> **Exercise brief**
Lines containing the word "установить" are the ones to copy from the records below.

[Saved entries]

____

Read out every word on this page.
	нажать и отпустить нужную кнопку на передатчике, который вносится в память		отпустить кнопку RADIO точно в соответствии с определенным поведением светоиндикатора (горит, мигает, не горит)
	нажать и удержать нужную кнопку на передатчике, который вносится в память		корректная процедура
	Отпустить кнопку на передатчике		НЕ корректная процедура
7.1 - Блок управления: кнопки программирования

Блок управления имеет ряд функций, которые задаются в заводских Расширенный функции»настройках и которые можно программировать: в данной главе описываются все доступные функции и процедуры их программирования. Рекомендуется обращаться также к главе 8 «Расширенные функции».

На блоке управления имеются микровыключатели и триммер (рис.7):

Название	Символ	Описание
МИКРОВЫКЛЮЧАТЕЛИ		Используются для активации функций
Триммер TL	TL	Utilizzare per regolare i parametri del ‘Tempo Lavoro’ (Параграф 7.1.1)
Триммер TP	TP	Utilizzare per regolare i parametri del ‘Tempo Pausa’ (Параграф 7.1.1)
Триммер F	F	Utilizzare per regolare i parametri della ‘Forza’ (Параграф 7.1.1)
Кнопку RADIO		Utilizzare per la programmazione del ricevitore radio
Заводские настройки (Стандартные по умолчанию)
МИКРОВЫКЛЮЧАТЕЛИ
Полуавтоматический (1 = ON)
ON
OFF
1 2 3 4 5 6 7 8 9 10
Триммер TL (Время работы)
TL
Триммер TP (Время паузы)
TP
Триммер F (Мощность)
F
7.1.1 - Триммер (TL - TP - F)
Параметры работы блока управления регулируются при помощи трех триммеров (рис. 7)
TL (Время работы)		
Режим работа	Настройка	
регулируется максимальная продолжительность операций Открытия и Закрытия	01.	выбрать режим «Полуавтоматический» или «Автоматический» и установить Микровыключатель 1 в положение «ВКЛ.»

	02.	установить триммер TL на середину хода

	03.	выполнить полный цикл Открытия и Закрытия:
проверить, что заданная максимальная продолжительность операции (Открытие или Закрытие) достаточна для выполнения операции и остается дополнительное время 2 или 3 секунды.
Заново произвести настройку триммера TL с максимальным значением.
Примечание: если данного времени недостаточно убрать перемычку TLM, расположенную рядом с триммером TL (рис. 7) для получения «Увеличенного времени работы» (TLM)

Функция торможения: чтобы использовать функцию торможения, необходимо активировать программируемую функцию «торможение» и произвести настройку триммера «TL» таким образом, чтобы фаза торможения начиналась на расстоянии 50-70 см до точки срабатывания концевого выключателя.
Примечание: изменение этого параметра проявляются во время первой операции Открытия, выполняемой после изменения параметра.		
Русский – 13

____

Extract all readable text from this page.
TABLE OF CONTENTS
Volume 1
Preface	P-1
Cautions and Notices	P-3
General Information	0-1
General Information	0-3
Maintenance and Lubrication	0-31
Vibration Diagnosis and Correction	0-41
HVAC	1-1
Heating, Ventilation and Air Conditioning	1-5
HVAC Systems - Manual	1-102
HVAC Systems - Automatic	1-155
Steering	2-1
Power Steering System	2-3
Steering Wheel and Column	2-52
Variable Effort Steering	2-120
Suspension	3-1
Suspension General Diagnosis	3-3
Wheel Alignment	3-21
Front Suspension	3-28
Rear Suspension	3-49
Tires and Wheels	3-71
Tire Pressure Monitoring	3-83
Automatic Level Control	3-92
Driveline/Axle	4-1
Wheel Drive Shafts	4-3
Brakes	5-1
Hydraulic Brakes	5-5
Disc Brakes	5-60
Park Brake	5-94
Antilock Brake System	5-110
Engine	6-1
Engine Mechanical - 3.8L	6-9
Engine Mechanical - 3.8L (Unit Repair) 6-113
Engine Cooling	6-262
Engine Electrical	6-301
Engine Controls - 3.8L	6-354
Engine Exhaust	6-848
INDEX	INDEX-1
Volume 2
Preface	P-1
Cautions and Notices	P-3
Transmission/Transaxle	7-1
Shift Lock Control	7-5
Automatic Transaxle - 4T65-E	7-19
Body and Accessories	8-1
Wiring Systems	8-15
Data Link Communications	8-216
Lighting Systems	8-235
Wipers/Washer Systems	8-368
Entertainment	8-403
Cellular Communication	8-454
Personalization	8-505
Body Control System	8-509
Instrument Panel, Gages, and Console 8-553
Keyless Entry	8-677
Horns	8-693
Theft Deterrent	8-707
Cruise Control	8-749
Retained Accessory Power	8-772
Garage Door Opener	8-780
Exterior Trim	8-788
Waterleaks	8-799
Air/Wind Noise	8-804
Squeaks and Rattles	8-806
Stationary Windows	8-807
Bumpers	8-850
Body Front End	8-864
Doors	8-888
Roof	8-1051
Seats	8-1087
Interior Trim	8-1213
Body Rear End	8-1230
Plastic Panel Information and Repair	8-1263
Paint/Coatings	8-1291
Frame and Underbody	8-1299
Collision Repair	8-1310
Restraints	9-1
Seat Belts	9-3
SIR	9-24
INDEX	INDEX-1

____

> **Full output**
регулируется максимальная продолжительность операций Открытия и Закрытия	01.	выбрать режим «Полуавтоматический» или «Автоматический» и установить Микровыключатель 1 в положение «ВКЛ.»
	02.	установить триммер TL на середину хода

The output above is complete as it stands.